> [To be done]: Reproduce each record below exactly as written.

> [Exercise input]:
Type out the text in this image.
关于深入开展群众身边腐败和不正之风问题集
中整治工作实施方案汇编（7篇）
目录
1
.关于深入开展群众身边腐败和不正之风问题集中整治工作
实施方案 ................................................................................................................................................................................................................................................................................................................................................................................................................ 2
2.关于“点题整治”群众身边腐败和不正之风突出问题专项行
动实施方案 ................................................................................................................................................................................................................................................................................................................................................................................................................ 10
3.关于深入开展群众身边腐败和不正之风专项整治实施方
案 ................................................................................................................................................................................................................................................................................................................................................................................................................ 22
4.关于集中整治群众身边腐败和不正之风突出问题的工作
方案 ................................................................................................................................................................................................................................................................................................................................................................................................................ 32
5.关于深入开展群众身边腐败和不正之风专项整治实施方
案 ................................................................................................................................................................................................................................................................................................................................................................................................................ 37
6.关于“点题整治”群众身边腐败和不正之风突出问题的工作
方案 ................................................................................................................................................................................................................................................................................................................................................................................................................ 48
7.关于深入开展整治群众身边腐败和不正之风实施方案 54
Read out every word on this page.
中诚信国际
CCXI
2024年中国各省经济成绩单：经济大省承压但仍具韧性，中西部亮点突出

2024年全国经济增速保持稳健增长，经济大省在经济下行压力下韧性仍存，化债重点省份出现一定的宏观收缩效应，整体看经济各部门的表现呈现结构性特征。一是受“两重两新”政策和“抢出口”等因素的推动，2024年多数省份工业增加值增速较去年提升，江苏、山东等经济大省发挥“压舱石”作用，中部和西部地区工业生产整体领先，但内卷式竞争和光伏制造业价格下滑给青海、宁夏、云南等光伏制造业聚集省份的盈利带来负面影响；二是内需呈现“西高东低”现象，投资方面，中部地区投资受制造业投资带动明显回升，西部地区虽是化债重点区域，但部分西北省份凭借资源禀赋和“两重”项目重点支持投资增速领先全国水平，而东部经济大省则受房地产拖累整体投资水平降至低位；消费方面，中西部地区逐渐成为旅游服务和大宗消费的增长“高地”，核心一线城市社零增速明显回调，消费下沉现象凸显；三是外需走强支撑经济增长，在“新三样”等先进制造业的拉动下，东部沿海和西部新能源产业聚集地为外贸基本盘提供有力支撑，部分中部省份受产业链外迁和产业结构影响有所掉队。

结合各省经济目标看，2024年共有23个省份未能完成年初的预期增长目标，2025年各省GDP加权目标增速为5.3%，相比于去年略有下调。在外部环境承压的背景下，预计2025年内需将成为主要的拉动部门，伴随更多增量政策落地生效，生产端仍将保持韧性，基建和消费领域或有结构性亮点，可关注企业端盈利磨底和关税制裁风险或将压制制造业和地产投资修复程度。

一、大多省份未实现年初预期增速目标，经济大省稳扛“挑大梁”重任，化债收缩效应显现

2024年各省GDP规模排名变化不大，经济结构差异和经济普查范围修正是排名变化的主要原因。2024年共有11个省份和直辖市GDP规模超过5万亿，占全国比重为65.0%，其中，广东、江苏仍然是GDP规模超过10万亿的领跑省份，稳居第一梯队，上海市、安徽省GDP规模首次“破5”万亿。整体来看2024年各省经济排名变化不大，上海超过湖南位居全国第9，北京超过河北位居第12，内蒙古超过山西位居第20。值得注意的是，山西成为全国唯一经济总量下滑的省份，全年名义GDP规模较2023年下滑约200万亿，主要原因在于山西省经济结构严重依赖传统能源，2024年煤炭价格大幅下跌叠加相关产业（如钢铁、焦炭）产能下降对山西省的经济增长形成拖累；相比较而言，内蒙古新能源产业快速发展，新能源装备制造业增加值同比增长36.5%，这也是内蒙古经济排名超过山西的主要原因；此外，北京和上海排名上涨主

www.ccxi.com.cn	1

> [Finished task]:
Type out the text in this image.
关于深入开展群众身边腐败和不正之风问题集
中整治工作实施方案汇编（7篇）
目录
1
.关于深入开展群众身边腐败和不正之风问题集中整治工作
实施方案 ................................................................................................................................................................................................................................................................................................................................................................................................................ 2
2.关于“点题整治”群众身边腐败和不正之风突出问题专项行
动实施方案 ................................................................................................................................................................................................................................................................................................................................................................................................................ 10
3.关于深入开展群众身边腐败和不正之风专项整治实施方
案 ................................................................................................................................................................................................................................................................................................................................................................................................................ 22
4.关于集中整治群众身边腐败和不正之风突出问题的工作
方案 ................................................................................................................................................................................................................................................................................................................................................................................................................ 32
5.关于深入开展群众身边腐败和不正之风专项整治实施方
案 ................................................................................................................................................................................................................................................................................................................................................................................................................ 37
6.关于“点题整治”群众身边腐败和不正之风突出问题的工作
方案 ................................................................................................................................................................................................................................................................................................................................................................................................................ 48
7.关于深入开展整治群众身边腐败和不正之风实施方案 54
Read out every word on this page.
中诚信国际
CCXI
2024年中国各省经济成绩单：经济大省承压但仍具韧性，中西部亮点突出

2024年全国经济增速保持稳健增长，经济大省在经济下行压力下韧性仍存，化债重点省份出现一定的宏观收缩效应，整体看经济各部门的表现呈现结构性特征。一是受“两重两新”政策和“抢出口”等因素的推动，2024年多数省份工业增加值增速较去年提升，江苏、山东等经济大省发挥“压舱石”作用，中部和西部地区工业生产整体领先，但内卷式竞争和光伏制造业价格下滑给青海、宁夏、云南等光伏制造业聚集省份的盈利带来负面影响；二是内需呈现“西高东低”现象，投资方面，中部地区投资受制造业投资带动明显回升，西部地区虽是化债重点区域，但部分西北省份凭借资源禀赋和“两重”项目重点支持投资增速领先全国水平，而东部经济大省则受房地产拖累整体投资水平降至低位；消费方面，中西部地区逐渐成为旅游服务和大宗消费的增长“高地”，核心一线城市社零增速明显回调，消费下沉现象凸显；三是外需走强支撑经济增长，在“新三样”等先进制造业的拉动下，东部沿海和西部新能源产业聚集地为外贸基本盘提供有力支撑，部分中部省份受产业链外迁和产业结构影响有所掉队。

结合各省经济目标看，2024年共有23个省份未能完成年初的预期增长目标，2025年各省GDP加权目标增速为5.3%，相比于去年略有下调。在外部环境承压的背景下，预计2025年内需将成为主要的拉动部门，伴随更多增量政策落地生效，生产端仍将保持韧性，基建和消费领域或有结构性亮点，可关注企业端盈利磨底和关税制裁风险或将压制制造业和地产投资修复程度。

一、大多省份未实现年初预期增速目标，经济大省稳扛“挑大梁”重任，化债收缩效应显现

2024年各省GDP规模排名变化不大，经济结构差异和经济普查范围修正是排名变化的主要原因。2024年共有11个省份和直辖市GDP规模超过5万亿，占全国比重为65.0%，其中，广东、江苏仍然是GDP规模超过10万亿的领跑省份，稳居第一梯队，上海市、安徽省GDP规模首次“破5”万亿。整体来看2024年各省经济排名变化不大，上海超过湖南位居全国第9，北京超过河北位居第12，内蒙古超过山西位居第20。值得注意的是，山西成为全国唯一经济总量下滑的省份，全年名义GDP规模较2023年下滑约200万亿，主要原因在于山西省经济结构严重依赖传统能源，2024年煤炭价格大幅下跌叠加相关产业（如钢铁、焦炭）产能下降对山西省的经济增长形成拖累；相比较而言，内蒙古新能源产业快速发展，新能源装备制造业增加值同比增长36.5%，这也是内蒙古经济排名超过山西的主要原因；此外，北京和上海排名上涨主

www.ccxi.com.cn	1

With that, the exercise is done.